** SET TASK **
Say how many lines in the records include the string "Sector", adding no other words.

— begin RECORDED INFORMATION —

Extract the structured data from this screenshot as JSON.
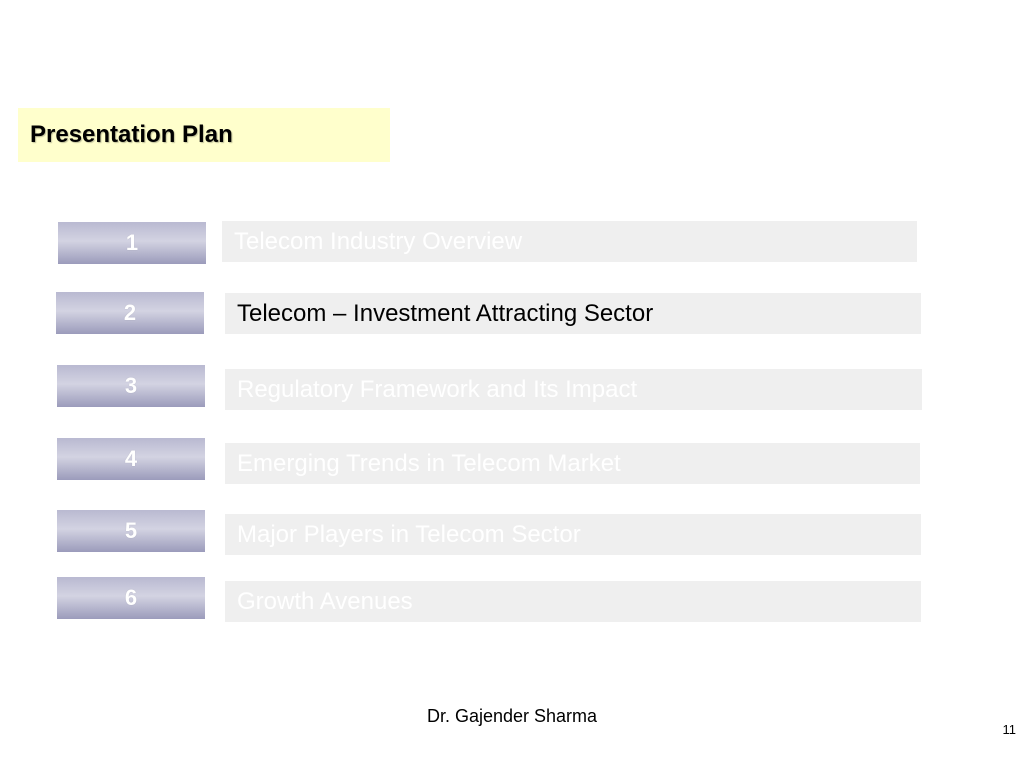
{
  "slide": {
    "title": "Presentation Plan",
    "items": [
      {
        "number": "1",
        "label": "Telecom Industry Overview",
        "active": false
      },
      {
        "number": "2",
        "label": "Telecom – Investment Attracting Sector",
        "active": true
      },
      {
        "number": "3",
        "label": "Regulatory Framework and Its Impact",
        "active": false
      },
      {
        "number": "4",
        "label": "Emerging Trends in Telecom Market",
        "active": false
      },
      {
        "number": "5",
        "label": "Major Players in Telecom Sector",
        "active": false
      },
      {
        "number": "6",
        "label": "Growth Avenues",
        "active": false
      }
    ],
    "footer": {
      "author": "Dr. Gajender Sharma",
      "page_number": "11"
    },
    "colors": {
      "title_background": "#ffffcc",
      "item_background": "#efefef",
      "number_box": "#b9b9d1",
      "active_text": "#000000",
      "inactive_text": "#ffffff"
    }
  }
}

— end RECORDED INFORMATION —

** RESPONSE **
2